• Goal:
Filter the listing below, copying every line in which the word "OVEN" appears.

(Data excerpts)
═══
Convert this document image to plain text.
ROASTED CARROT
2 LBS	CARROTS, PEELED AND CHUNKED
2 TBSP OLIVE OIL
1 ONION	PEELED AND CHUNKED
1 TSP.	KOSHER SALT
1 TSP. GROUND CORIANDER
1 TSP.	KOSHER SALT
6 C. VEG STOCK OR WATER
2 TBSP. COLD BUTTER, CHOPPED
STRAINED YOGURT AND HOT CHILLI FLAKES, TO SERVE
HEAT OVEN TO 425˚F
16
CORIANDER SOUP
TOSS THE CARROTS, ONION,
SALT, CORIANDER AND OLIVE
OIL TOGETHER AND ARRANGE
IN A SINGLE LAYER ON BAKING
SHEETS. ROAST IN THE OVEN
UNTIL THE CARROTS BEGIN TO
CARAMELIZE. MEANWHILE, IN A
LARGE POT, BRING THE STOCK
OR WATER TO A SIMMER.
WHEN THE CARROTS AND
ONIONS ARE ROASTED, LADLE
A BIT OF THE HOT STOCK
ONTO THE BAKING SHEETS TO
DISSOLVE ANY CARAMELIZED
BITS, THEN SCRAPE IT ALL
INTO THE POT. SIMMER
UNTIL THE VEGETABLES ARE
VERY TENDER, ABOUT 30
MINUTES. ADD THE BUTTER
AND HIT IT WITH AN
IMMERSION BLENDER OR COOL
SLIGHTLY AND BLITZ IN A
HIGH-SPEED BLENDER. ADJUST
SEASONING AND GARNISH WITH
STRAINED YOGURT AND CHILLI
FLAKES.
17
═══
• Exercise output:
HEAT OVEN TO 425˚F
SHEETS. ROAST IN THE OVEN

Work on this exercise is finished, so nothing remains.